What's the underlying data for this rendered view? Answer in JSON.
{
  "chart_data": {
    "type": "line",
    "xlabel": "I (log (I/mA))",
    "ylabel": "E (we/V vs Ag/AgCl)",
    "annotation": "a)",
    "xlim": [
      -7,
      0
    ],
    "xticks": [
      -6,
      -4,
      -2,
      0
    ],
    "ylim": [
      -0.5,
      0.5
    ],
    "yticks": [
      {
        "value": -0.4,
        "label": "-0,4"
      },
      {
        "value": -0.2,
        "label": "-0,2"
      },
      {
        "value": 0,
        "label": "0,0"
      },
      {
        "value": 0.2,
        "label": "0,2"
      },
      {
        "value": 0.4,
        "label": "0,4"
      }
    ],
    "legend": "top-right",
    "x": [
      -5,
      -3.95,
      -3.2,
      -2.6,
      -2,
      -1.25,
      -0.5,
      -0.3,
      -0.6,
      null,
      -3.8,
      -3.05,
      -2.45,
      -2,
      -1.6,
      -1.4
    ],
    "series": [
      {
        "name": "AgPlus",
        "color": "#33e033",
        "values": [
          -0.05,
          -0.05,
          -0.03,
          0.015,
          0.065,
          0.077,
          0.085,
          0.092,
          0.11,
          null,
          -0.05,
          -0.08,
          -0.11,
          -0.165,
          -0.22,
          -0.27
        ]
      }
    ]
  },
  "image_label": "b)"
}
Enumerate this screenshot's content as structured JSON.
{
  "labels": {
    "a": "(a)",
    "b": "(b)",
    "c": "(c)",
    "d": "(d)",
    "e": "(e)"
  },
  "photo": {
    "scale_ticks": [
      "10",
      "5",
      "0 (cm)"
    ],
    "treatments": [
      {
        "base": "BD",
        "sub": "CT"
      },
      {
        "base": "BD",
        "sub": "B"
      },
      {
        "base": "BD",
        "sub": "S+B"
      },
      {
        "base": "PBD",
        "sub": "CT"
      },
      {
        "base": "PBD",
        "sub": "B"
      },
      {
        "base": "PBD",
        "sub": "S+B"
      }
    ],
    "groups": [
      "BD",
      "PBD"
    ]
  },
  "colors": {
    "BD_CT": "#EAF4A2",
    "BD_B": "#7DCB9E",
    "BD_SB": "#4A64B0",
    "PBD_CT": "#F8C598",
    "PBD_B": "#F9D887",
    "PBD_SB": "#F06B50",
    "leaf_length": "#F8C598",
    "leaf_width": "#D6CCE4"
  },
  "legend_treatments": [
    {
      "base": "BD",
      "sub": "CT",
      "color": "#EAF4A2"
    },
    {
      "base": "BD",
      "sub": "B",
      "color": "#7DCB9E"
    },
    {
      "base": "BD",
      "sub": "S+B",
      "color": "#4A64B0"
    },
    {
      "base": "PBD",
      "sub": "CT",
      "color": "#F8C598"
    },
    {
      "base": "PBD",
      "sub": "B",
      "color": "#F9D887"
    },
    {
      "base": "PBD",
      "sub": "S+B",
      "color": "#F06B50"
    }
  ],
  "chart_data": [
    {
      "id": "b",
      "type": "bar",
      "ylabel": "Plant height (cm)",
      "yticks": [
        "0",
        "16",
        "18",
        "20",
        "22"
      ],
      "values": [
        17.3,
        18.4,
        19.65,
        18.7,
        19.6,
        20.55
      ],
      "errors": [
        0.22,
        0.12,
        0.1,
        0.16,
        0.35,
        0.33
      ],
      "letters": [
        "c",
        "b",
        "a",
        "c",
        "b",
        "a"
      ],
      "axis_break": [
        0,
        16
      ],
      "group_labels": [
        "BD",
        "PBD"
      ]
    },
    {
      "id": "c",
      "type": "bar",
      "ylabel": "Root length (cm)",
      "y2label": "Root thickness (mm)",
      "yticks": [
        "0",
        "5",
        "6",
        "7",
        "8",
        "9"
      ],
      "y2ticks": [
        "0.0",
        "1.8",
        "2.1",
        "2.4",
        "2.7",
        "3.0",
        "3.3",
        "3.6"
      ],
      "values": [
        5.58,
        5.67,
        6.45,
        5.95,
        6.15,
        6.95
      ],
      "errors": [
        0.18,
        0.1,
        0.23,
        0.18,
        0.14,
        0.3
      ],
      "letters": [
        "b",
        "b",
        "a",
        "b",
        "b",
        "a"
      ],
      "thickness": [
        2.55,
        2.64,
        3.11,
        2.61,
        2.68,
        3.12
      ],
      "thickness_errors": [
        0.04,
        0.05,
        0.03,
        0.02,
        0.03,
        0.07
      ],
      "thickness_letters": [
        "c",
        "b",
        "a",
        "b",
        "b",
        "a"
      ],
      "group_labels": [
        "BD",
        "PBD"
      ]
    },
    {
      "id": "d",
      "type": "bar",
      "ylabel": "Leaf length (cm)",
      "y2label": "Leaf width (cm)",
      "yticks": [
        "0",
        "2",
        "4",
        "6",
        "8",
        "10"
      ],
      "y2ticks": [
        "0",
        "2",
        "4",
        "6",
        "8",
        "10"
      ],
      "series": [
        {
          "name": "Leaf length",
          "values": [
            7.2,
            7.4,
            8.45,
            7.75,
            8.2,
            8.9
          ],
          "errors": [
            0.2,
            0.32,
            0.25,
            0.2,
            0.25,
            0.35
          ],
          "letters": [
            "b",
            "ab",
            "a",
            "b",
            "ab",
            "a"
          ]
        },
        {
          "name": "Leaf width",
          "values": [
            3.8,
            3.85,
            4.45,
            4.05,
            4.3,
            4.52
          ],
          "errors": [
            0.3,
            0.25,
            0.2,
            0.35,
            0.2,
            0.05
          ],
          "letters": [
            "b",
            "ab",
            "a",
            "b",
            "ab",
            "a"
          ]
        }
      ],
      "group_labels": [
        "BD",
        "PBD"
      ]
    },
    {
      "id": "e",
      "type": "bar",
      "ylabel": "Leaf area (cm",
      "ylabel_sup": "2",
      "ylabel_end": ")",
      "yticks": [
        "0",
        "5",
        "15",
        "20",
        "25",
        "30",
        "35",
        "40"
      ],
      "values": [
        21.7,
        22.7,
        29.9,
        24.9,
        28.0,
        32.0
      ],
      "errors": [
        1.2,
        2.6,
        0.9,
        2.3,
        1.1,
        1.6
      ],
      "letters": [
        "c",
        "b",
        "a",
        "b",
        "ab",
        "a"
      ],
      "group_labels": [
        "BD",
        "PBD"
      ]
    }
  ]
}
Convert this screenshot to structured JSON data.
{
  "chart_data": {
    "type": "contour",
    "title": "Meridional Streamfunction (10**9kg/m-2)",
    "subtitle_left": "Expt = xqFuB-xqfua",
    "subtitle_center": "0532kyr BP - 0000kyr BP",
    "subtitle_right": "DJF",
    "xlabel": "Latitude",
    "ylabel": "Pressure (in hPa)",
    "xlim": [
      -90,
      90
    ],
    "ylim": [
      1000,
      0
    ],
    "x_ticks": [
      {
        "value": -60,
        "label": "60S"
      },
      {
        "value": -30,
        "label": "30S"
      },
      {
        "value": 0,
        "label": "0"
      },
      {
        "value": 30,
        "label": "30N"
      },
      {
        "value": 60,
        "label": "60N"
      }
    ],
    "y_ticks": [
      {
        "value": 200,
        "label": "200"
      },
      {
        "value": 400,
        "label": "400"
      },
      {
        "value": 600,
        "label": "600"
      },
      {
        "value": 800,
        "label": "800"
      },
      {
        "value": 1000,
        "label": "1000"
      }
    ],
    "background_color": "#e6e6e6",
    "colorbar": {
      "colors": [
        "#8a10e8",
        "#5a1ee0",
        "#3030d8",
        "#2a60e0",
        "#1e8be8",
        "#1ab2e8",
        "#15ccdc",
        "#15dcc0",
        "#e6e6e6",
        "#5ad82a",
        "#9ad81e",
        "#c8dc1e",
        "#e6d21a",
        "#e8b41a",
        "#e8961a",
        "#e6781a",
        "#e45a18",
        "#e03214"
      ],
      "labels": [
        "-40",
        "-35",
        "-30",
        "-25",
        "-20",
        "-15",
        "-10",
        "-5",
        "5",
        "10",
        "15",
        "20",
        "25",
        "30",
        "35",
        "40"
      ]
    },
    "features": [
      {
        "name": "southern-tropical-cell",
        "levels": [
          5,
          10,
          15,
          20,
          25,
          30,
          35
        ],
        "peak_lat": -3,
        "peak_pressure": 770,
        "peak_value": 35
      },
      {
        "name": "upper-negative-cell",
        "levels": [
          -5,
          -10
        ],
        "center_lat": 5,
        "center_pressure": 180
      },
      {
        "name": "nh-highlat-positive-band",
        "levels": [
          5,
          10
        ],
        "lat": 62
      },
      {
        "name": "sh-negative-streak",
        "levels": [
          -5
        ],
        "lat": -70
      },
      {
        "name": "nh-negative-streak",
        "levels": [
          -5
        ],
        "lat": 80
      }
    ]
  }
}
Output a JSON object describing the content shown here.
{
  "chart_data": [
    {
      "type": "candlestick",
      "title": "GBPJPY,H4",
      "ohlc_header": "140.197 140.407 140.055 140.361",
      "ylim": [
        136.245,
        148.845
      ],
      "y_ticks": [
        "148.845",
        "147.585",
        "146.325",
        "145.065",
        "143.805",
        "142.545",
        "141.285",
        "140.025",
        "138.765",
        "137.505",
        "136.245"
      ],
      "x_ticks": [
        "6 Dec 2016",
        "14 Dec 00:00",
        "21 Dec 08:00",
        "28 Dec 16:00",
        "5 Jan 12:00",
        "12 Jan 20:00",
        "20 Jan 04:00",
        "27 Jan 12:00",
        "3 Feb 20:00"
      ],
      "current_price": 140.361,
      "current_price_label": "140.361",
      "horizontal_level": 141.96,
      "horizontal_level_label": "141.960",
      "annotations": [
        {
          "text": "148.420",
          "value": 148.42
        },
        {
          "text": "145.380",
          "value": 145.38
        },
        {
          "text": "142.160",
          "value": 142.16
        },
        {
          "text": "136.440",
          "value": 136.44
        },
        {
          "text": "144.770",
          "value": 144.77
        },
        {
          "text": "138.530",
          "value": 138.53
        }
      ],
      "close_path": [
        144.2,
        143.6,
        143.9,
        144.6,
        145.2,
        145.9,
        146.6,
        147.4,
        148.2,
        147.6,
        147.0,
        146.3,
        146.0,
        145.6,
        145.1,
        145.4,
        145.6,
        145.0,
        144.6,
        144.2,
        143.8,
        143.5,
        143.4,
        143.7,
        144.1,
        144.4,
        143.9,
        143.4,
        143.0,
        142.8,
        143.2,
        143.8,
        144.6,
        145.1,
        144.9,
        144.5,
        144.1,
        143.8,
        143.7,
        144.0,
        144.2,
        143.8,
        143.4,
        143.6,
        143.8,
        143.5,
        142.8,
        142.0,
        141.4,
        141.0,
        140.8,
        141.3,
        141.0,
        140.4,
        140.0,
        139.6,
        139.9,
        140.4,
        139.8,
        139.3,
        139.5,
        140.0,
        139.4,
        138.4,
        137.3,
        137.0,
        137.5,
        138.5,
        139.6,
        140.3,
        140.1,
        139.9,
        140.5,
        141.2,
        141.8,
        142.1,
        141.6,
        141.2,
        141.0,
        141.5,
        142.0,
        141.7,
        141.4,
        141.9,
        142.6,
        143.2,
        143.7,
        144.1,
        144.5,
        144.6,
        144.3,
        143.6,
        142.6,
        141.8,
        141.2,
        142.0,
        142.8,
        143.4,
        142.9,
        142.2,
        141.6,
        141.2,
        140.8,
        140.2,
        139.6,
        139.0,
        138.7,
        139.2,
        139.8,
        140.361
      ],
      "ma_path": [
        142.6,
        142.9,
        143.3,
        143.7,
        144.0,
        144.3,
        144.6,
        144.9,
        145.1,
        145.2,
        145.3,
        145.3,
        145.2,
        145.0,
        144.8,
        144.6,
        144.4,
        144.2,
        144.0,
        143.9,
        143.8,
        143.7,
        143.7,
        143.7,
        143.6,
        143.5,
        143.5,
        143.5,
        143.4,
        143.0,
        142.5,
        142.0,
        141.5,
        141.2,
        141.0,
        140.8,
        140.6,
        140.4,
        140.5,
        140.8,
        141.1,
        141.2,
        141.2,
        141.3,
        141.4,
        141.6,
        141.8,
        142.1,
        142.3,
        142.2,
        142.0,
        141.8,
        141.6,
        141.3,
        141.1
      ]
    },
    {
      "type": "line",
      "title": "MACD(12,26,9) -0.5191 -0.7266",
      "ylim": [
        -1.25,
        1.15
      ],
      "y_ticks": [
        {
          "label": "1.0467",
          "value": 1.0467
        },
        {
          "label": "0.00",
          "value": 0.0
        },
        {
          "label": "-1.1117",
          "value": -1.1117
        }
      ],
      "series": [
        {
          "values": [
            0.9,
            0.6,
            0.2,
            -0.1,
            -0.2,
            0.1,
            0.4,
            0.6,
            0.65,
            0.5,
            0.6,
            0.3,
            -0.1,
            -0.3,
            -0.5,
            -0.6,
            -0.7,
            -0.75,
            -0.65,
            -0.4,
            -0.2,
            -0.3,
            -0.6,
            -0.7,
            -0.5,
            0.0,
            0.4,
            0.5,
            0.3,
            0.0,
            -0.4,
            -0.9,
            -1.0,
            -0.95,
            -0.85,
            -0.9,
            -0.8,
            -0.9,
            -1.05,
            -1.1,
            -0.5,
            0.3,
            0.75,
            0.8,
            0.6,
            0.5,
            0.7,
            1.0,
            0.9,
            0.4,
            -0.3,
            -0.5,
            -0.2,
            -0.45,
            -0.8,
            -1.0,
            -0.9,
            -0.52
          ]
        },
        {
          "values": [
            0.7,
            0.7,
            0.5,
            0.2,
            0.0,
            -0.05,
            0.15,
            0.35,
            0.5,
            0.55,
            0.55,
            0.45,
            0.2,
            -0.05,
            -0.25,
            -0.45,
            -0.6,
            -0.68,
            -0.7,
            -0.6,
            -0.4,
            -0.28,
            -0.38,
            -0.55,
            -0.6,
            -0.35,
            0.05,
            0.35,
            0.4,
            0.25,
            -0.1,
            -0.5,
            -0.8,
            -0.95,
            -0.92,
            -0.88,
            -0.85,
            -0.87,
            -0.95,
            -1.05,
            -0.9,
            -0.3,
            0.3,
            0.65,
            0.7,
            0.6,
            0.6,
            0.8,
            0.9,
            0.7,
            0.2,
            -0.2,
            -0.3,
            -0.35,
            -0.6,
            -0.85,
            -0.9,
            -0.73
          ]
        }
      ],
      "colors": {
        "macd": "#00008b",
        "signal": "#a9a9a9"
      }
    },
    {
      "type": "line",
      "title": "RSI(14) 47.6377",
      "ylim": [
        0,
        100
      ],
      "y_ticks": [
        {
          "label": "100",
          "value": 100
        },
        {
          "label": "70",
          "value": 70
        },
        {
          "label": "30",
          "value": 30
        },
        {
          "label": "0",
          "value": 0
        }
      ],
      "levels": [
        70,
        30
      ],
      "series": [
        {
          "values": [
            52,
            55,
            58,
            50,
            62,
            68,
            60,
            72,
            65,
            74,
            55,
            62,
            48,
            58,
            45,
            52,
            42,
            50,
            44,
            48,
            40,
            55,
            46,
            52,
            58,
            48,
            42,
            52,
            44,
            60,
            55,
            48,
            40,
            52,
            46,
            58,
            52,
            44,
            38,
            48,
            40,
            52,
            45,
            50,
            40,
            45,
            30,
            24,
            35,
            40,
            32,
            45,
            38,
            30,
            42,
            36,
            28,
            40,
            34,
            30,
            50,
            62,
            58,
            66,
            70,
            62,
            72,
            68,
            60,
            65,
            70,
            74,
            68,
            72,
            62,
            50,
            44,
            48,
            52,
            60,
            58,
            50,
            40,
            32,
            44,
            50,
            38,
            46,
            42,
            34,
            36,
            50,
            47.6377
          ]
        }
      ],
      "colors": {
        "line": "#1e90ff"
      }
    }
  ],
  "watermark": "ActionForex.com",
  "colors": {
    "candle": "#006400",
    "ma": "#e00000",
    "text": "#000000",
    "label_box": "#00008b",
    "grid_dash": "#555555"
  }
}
* * * *
Task directions
Return every line from the records above that holds the word "Root".

Final result
      "ylabel": "Root length (cm)",
      "y2label": "Root thickness (mm)",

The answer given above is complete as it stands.